*ENTRIES SUPPLIED:*
⁂

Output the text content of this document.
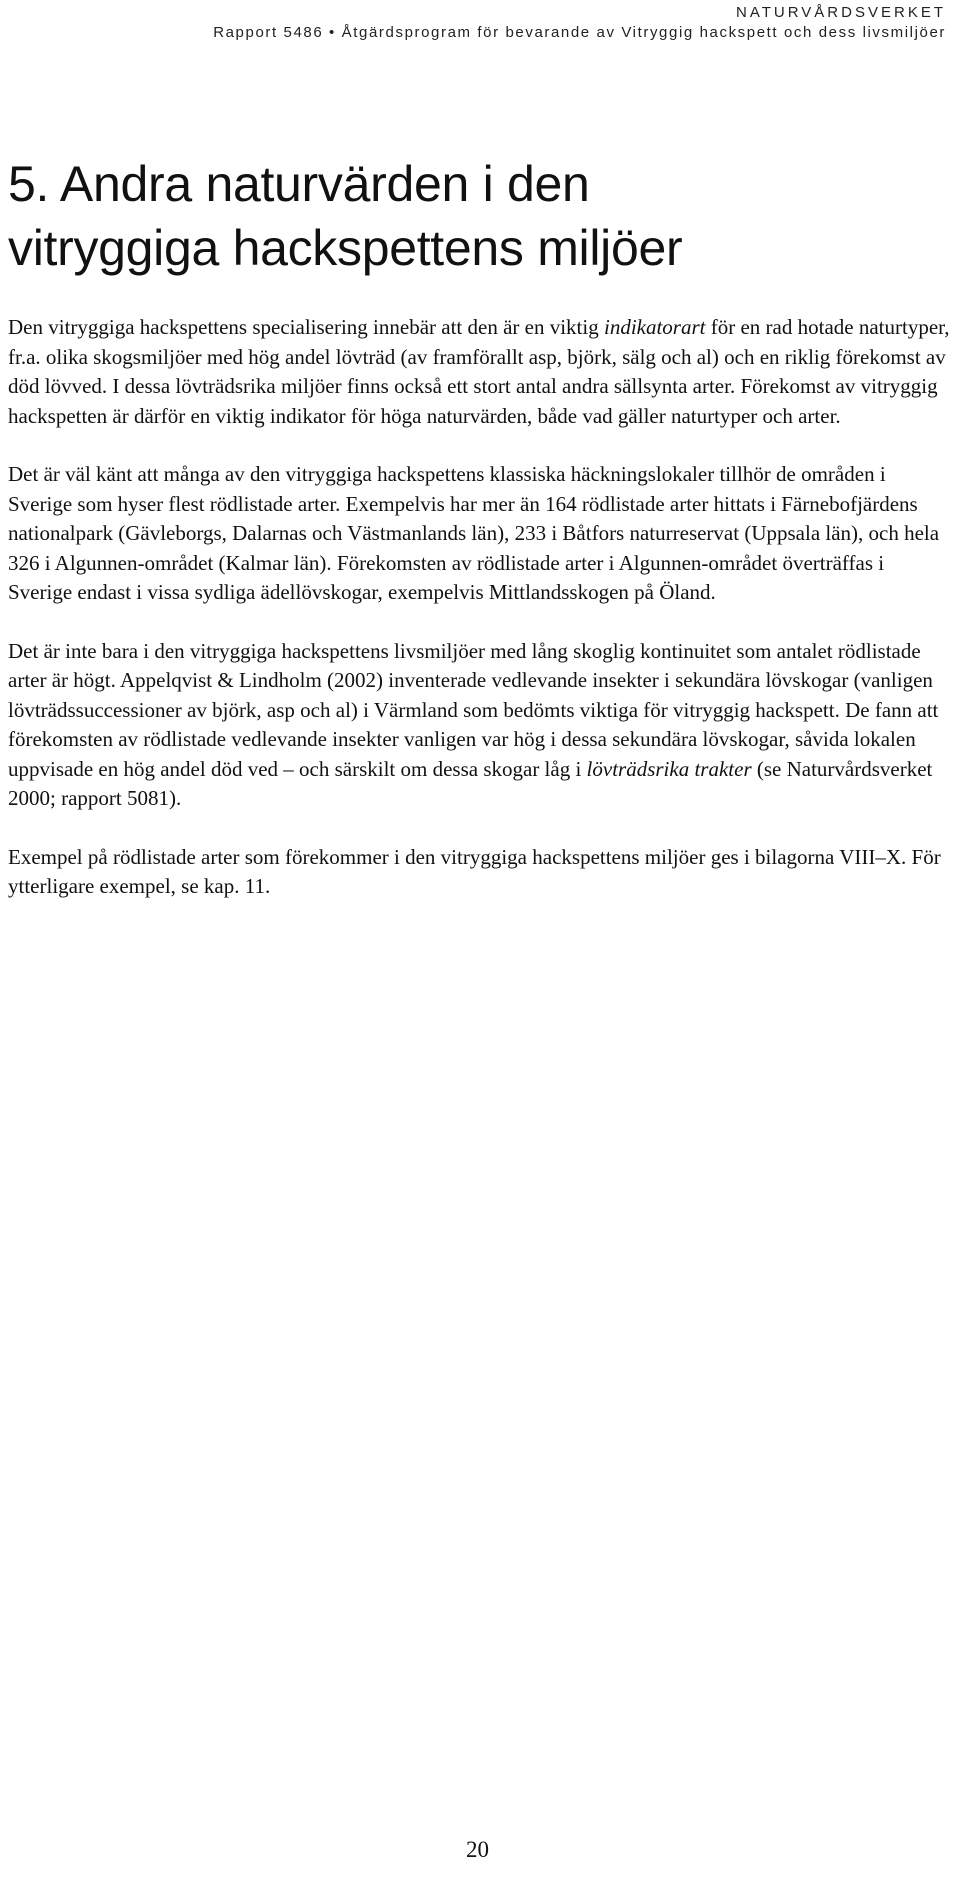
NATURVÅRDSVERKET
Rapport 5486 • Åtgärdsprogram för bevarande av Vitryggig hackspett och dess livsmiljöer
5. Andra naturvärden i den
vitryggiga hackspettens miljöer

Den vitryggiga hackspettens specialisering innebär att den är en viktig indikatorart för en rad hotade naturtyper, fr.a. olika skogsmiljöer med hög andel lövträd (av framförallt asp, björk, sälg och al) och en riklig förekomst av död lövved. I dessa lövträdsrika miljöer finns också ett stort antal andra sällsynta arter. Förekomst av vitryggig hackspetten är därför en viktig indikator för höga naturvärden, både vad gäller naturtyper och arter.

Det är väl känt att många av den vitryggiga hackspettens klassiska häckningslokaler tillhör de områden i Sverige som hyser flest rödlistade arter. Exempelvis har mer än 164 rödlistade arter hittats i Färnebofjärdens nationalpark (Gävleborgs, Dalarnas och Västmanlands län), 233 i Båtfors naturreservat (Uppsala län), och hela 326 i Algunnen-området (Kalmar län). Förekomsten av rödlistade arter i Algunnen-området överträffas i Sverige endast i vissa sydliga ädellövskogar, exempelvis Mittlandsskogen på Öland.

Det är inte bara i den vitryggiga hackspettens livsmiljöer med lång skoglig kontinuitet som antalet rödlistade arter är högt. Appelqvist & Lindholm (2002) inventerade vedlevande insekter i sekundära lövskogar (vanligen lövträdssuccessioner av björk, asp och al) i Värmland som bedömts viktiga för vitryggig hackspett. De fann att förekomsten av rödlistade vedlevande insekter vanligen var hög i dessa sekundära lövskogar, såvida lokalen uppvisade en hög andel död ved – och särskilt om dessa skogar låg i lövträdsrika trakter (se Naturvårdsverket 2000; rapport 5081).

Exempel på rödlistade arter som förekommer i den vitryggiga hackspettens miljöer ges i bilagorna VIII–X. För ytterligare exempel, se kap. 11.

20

⁂

Restate the full listing verbatim and drop every picture.

Output the text content of this document.
NATURVÅRDSVERKET
Rapport 5486 • Åtgärdsprogram för bevarande av Vitryggig hackspett och dess livsmiljöer
5. Andra naturvärden i den
vitryggiga hackspettens miljöer

Den vitryggiga hackspettens specialisering innebär att den är en viktig indikatorart för en rad hotade naturtyper, fr.a. olika skogsmiljöer med hög andel lövträd (av framförallt asp, björk, sälg och al) och en riklig förekomst av död lövved. I dessa lövträdsrika miljöer finns också ett stort antal andra sällsynta arter. Förekomst av vitryggig hackspetten är därför en viktig indikator för höga naturvärden, både vad gäller naturtyper och arter.

Det är väl känt att många av den vitryggiga hackspettens klassiska häckningslokaler tillhör de områden i Sverige som hyser flest rödlistade arter. Exempelvis har mer än 164 rödlistade arter hittats i Färnebofjärdens nationalpark (Gävleborgs, Dalarnas och Västmanlands län), 233 i Båtfors naturreservat (Uppsala län), och hela 326 i Algunnen-området (Kalmar län). Förekomsten av rödlistade arter i Algunnen-området överträffas i Sverige endast i vissa sydliga ädellövskogar, exempelvis Mittlandsskogen på Öland.

Det är inte bara i den vitryggiga hackspettens livsmiljöer med lång skoglig kontinuitet som antalet rödlistade arter är högt. Appelqvist & Lindholm (2002) inventerade vedlevande insekter i sekundära lövskogar (vanligen lövträdssuccessioner av björk, asp och al) i Värmland som bedömts viktiga för vitryggig hackspett. De fann att förekomsten av rödlistade vedlevande insekter vanligen var hög i dessa sekundära lövskogar, såvida lokalen uppvisade en hög andel död ved – och särskilt om dessa skogar låg i lövträdsrika trakter (se Naturvårdsverket 2000; rapport 5081).

Exempel på rödlistade arter som förekommer i den vitryggiga hackspettens miljöer ges i bilagorna VIII–X. För ytterligare exempel, se kap. 11.

20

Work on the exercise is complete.